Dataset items
>> START

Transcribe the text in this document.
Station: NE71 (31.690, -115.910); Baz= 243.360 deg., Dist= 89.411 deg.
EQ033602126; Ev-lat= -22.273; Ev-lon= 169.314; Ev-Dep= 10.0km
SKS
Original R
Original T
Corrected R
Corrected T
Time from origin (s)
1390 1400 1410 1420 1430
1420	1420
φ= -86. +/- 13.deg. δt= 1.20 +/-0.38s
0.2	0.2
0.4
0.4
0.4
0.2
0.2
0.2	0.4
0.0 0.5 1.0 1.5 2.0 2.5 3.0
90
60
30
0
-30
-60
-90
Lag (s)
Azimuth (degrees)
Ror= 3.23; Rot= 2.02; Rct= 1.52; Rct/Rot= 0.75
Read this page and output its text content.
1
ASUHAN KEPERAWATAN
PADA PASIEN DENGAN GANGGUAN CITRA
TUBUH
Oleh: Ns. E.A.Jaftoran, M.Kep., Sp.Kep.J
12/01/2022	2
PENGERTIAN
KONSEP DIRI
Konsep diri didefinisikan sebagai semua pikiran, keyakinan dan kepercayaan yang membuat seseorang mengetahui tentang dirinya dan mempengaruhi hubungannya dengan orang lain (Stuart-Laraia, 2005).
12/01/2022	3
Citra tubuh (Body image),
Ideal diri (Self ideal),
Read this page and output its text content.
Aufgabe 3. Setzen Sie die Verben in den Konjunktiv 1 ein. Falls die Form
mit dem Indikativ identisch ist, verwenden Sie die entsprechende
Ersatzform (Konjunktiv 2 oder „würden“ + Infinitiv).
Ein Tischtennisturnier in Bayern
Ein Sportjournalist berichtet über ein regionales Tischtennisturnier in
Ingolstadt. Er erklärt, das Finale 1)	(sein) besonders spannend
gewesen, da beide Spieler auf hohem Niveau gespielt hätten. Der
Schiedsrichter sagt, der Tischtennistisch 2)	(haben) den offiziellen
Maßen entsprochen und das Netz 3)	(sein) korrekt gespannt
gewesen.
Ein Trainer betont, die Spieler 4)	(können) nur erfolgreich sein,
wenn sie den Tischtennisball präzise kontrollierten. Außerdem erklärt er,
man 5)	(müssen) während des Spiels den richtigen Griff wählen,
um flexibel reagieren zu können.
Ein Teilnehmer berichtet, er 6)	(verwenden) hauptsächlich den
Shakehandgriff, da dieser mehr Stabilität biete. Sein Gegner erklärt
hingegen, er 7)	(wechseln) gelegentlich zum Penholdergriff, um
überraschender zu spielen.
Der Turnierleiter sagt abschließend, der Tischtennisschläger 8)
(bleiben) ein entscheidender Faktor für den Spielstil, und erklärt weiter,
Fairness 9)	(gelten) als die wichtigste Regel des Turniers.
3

>> END

*Written instruction:*
Copy the material above verbatim.

*Complete answer:*
Transcribe the text in this document.
Station: NE71 (31.690, -115.910); Baz= 243.360 deg., Dist= 89.411 deg.
EQ033602126; Ev-lat= -22.273; Ev-lon= 169.314; Ev-Dep= 10.0km
SKS
Original R
Original T
Corrected R
Corrected T
Time from origin (s)
1390 1400 1410 1420 1430
1420	1420
φ= -86. +/- 13.deg. δt= 1.20 +/-0.38s
0.2	0.2
0.4
0.4
0.4
0.2
0.2
0.2	0.4
0.0 0.5 1.0 1.5 2.0 2.5 3.0
90
60
30
0
-30
-60
-90
Lag (s)
Azimuth (degrees)
Ror= 3.23; Rot= 2.02; Rct= 1.52; Rct/Rot= 0.75
Read this page and output its text content.
1
ASUHAN KEPERAWATAN
PADA PASIEN DENGAN GANGGUAN CITRA
TUBUH
Oleh: Ns. E.A.Jaftoran, M.Kep., Sp.Kep.J
12/01/2022	2
PENGERTIAN
KONSEP DIRI
Konsep diri didefinisikan sebagai semua pikiran, keyakinan dan kepercayaan yang membuat seseorang mengetahui tentang dirinya dan mempengaruhi hubungannya dengan orang lain (Stuart-Laraia, 2005).
12/01/2022	3
Citra tubuh (Body image),
Ideal diri (Self ideal),
Read this page and output its text content.
Aufgabe 3. Setzen Sie die Verben in den Konjunktiv 1 ein. Falls die Form
mit dem Indikativ identisch ist, verwenden Sie die entsprechende
Ersatzform (Konjunktiv 2 oder „würden“ + Infinitiv).
Ein Tischtennisturnier in Bayern
Ein Sportjournalist berichtet über ein regionales Tischtennisturnier in
Ingolstadt. Er erklärt, das Finale 1)	(sein) besonders spannend
gewesen, da beide Spieler auf hohem Niveau gespielt hätten. Der
Schiedsrichter sagt, der Tischtennistisch 2)	(haben) den offiziellen
Maßen entsprochen und das Netz 3)	(sein) korrekt gespannt
gewesen.
Ein Trainer betont, die Spieler 4)	(können) nur erfolgreich sein,
wenn sie den Tischtennisball präzise kontrollierten. Außerdem erklärt er,
man 5)	(müssen) während des Spiels den richtigen Griff wählen,
um flexibel reagieren zu können.
Ein Teilnehmer berichtet, er 6)	(verwenden) hauptsächlich den
Shakehandgriff, da dieser mehr Stabilität biete. Sein Gegner erklärt
hingegen, er 7)	(wechseln) gelegentlich zum Penholdergriff, um
überraschender zu spielen.
Der Turnierleiter sagt abschließend, der Tischtennisschläger 8)
(bleiben) ein entscheidender Faktor für den Spielstil, und erklärt weiter,
Fairness 9)	(gelten) als die wichtigste Regel des Turniers.
3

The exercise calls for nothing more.